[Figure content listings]

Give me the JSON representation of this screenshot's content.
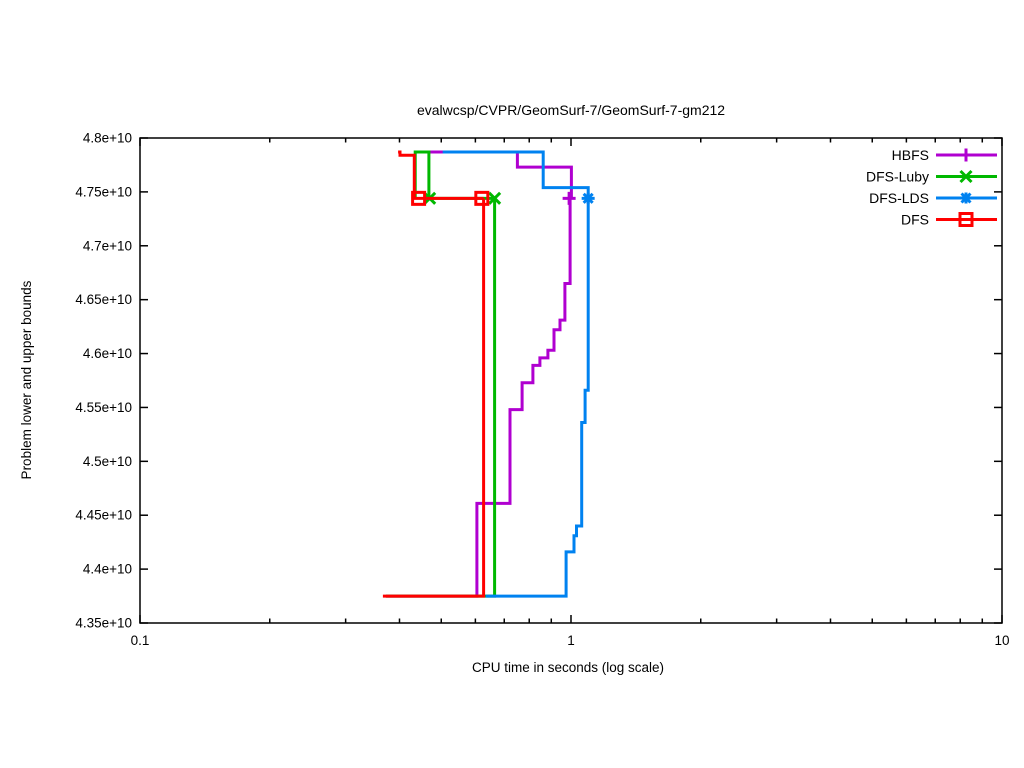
{
  "title": "evalwcsp/CVPR/GeomSurf-7/GeomSurf-7-gm212",
  "chart_data": {
    "type": "line",
    "subtype": "step-bounds-plot",
    "title": "evalwcsp/CVPR/GeomSurf-7/GeomSurf-7-gm212",
    "xlabel": "CPU time in seconds (log scale)",
    "ylabel": "Problem lower and upper bounds",
    "x_scale": "log",
    "grid": "off",
    "xlim": [
      0.1,
      10
    ],
    "ylim_e10": [
      4.35,
      4.8
    ],
    "x_ticks": [
      {
        "v": 0.1,
        "label": "0.1"
      },
      {
        "v": 1,
        "label": "1"
      },
      {
        "v": 10,
        "label": "10"
      }
    ],
    "x_minor_ticks": [
      0.2,
      0.3,
      0.4,
      0.5,
      0.6,
      0.7,
      0.8,
      0.9,
      2,
      3,
      4,
      5,
      6,
      7,
      8,
      9
    ],
    "y_ticks": [
      {
        "v": 4.8,
        "label": "4.8e+10"
      },
      {
        "v": 4.75,
        "label": "4.75e+10"
      },
      {
        "v": 4.7,
        "label": "4.7e+10"
      },
      {
        "v": 4.65,
        "label": "4.65e+10"
      },
      {
        "v": 4.6,
        "label": "4.6e+10"
      },
      {
        "v": 4.55,
        "label": "4.55e+10"
      },
      {
        "v": 4.5,
        "label": "4.5e+10"
      },
      {
        "v": 4.45,
        "label": "4.45e+10"
      },
      {
        "v": 4.4,
        "label": "4.4e+10"
      },
      {
        "v": 4.35,
        "label": "4.35e+10"
      }
    ],
    "value_unit": "e+10",
    "optimum_e10": 4.744,
    "legend": {
      "position": "top-right",
      "order": [
        "HBFS",
        "DFS-Luby",
        "DFS-LDS",
        "DFS"
      ]
    },
    "series": [
      {
        "name": "HBFS",
        "color": "#b000d0",
        "marker": "plus",
        "upper_bound": [
          [
            0.447,
            4.787
          ],
          [
            0.751,
            4.787
          ],
          [
            0.751,
            4.773
          ],
          [
            1.002,
            4.773
          ],
          [
            1.002,
            4.744
          ]
        ],
        "lower_bound": [
          [
            0.372,
            4.375
          ],
          [
            0.605,
            4.375
          ],
          [
            0.605,
            4.461
          ],
          [
            0.722,
            4.461
          ],
          [
            0.722,
            4.548
          ],
          [
            0.77,
            4.548
          ],
          [
            0.77,
            4.573
          ],
          [
            0.816,
            4.573
          ],
          [
            0.816,
            4.589
          ],
          [
            0.847,
            4.589
          ],
          [
            0.847,
            4.596
          ],
          [
            0.884,
            4.596
          ],
          [
            0.884,
            4.603
          ],
          [
            0.913,
            4.603
          ],
          [
            0.913,
            4.622
          ],
          [
            0.943,
            4.622
          ],
          [
            0.943,
            4.631
          ],
          [
            0.968,
            4.631
          ],
          [
            0.968,
            4.665
          ],
          [
            0.995,
            4.665
          ],
          [
            0.995,
            4.744
          ]
        ],
        "marker_points": [
          [
            0.99,
            4.744
          ]
        ]
      },
      {
        "name": "DFS-Luby",
        "color": "#00b800",
        "marker": "cross",
        "upper_bound": [
          [
            0.435,
            4.744
          ],
          [
            0.435,
            4.787
          ],
          [
            0.468,
            4.787
          ],
          [
            0.468,
            4.744
          ],
          [
            0.665,
            4.744
          ]
        ],
        "lower_bound": [
          [
            0.372,
            4.375
          ],
          [
            0.665,
            4.375
          ],
          [
            0.665,
            4.744
          ]
        ],
        "marker_points": [
          [
            0.47,
            4.744
          ],
          [
            0.665,
            4.744
          ]
        ]
      },
      {
        "name": "DFS-LDS",
        "color": "#0082f0",
        "marker": "star",
        "upper_bound": [
          [
            0.504,
            4.787
          ],
          [
            0.862,
            4.787
          ],
          [
            0.862,
            4.754
          ],
          [
            1.096,
            4.754
          ],
          [
            1.096,
            4.744
          ]
        ],
        "lower_bound": [
          [
            0.634,
            4.375
          ],
          [
            0.974,
            4.375
          ],
          [
            0.974,
            4.416
          ],
          [
            1.016,
            4.416
          ],
          [
            1.016,
            4.431
          ],
          [
            1.03,
            4.431
          ],
          [
            1.03,
            4.44
          ],
          [
            1.059,
            4.44
          ],
          [
            1.059,
            4.536
          ],
          [
            1.078,
            4.536
          ],
          [
            1.078,
            4.566
          ],
          [
            1.096,
            4.566
          ],
          [
            1.096,
            4.744
          ]
        ],
        "marker_points": [
          [
            1.096,
            4.744
          ]
        ]
      },
      {
        "name": "DFS",
        "color": "#ff0000",
        "marker": "square",
        "upper_bound": [
          [
            0.397,
            4.787
          ],
          [
            0.401,
            4.787
          ],
          [
            0.401,
            4.784
          ],
          [
            0.433,
            4.784
          ],
          [
            0.433,
            4.744
          ],
          [
            0.627,
            4.744
          ]
        ],
        "lower_bound": [
          [
            0.366,
            4.375
          ],
          [
            0.627,
            4.375
          ],
          [
            0.627,
            4.744
          ]
        ],
        "marker_points": [
          [
            0.443,
            4.744
          ],
          [
            0.621,
            4.744
          ]
        ]
      }
    ]
  }
}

Short exercise: Reproduce every entry word for word, but omit the pictures.

Correct output:
Give me the JSON representation of this screenshot's content.
{
  "title": "evalwcsp/CVPR/GeomSurf-7/GeomSurf-7-gm212",
  "chart_data": {
    "type": "line",
    "subtype": "step-bounds-plot",
    "title": "evalwcsp/CVPR/GeomSurf-7/GeomSurf-7-gm212",
    "xlabel": "CPU time in seconds (log scale)",
    "ylabel": "Problem lower and upper bounds",
    "x_scale": "log",
    "grid": "off",
    "xlim": [
      0.1,
      10
    ],
    "ylim_e10": [
      4.35,
      4.8
    ],
    "x_ticks": [
      {
        "v": 0.1,
        "label": "0.1"
      },
      {
        "v": 1,
        "label": "1"
      },
      {
        "v": 10,
        "label": "10"
      }
    ],
    "x_minor_ticks": [
      0.2,
      0.3,
      0.4,
      0.5,
      0.6,
      0.7,
      0.8,
      0.9,
      2,
      3,
      4,
      5,
      6,
      7,
      8,
      9
    ],
    "y_ticks": [
      {
        "v": 4.8,
        "label": "4.8e+10"
      },
      {
        "v": 4.75,
        "label": "4.75e+10"
      },
      {
        "v": 4.7,
        "label": "4.7e+10"
      },
      {
        "v": 4.65,
        "label": "4.65e+10"
      },
      {
        "v": 4.6,
        "label": "4.6e+10"
      },
      {
        "v": 4.55,
        "label": "4.55e+10"
      },
      {
        "v": 4.5,
        "label": "4.5e+10"
      },
      {
        "v": 4.45,
        "label": "4.45e+10"
      },
      {
        "v": 4.4,
        "label": "4.4e+10"
      },
      {
        "v": 4.35,
        "label": "4.35e+10"
      }
    ],
    "value_unit": "e+10",
    "optimum_e10": 4.744,
    "legend": {
      "position": "top-right",
      "order": [
        "HBFS",
        "DFS-Luby",
        "DFS-LDS",
        "DFS"
      ]
    },
    "series": [
      {
        "name": "HBFS",
        "color": "#b000d0",
        "marker": "plus",
        "upper_bound": [
          [
            0.447,
            4.787
          ],
          [
            0.751,
            4.787
          ],
          [
            0.751,
            4.773
          ],
          [
            1.002,
            4.773
          ],
          [
            1.002,
            4.744
          ]
        ],
        "lower_bound": [
          [
            0.372,
            4.375
          ],
          [
            0.605,
            4.375
          ],
          [
            0.605,
            4.461
          ],
          [
            0.722,
            4.461
          ],
          [
            0.722,
            4.548
          ],
          [
            0.77,
            4.548
          ],
          [
            0.77,
            4.573
          ],
          [
            0.816,
            4.573
          ],
          [
            0.816,
            4.589
          ],
          [
            0.847,
            4.589
          ],
          [
            0.847,
            4.596
          ],
          [
            0.884,
            4.596
          ],
          [
            0.884,
            4.603
          ],
          [
            0.913,
            4.603
          ],
          [
            0.913,
            4.622
          ],
          [
            0.943,
            4.622
          ],
          [
            0.943,
            4.631
          ],
          [
            0.968,
            4.631
          ],
          [
            0.968,
            4.665
          ],
          [
            0.995,
            4.665
          ],
          [
            0.995,
            4.744
          ]
        ],
        "marker_points": [
          [
            0.99,
            4.744
          ]
        ]
      },
      {
        "name": "DFS-Luby",
        "color": "#00b800",
        "marker": "cross",
        "upper_bound": [
          [
            0.435,
            4.744
          ],
          [
            0.435,
            4.787
          ],
          [
            0.468,
            4.787
          ],
          [
            0.468,
            4.744
          ],
          [
            0.665,
            4.744
          ]
        ],
        "lower_bound": [
          [
            0.372,
            4.375
          ],
          [
            0.665,
            4.375
          ],
          [
            0.665,
            4.744
          ]
        ],
        "marker_points": [
          [
            0.47,
            4.744
          ],
          [
            0.665,
            4.744
          ]
        ]
      },
      {
        "name": "DFS-LDS",
        "color": "#0082f0",
        "marker": "star",
        "upper_bound": [
          [
            0.504,
            4.787
          ],
          [
            0.862,
            4.787
          ],
          [
            0.862,
            4.754
          ],
          [
            1.096,
            4.754
          ],
          [
            1.096,
            4.744
          ]
        ],
        "lower_bound": [
          [
            0.634,
            4.375
          ],
          [
            0.974,
            4.375
          ],
          [
            0.974,
            4.416
          ],
          [
            1.016,
            4.416
          ],
          [
            1.016,
            4.431
          ],
          [
            1.03,
            4.431
          ],
          [
            1.03,
            4.44
          ],
          [
            1.059,
            4.44
          ],
          [
            1.059,
            4.536
          ],
          [
            1.078,
            4.536
          ],
          [
            1.078,
            4.566
          ],
          [
            1.096,
            4.566
          ],
          [
            1.096,
            4.744
          ]
        ],
        "marker_points": [
          [
            1.096,
            4.744
          ]
        ]
      },
      {
        "name": "DFS",
        "color": "#ff0000",
        "marker": "square",
        "upper_bound": [
          [
            0.397,
            4.787
          ],
          [
            0.401,
            4.787
          ],
          [
            0.401,
            4.784
          ],
          [
            0.433,
            4.784
          ],
          [
            0.433,
            4.744
          ],
          [
            0.627,
            4.744
          ]
        ],
        "lower_bound": [
          [
            0.366,
            4.375
          ],
          [
            0.627,
            4.375
          ],
          [
            0.627,
            4.744
          ]
        ],
        "marker_points": [
          [
            0.443,
            4.744
          ],
          [
            0.621,
            4.744
          ]
        ]
      }
    ]
  }
}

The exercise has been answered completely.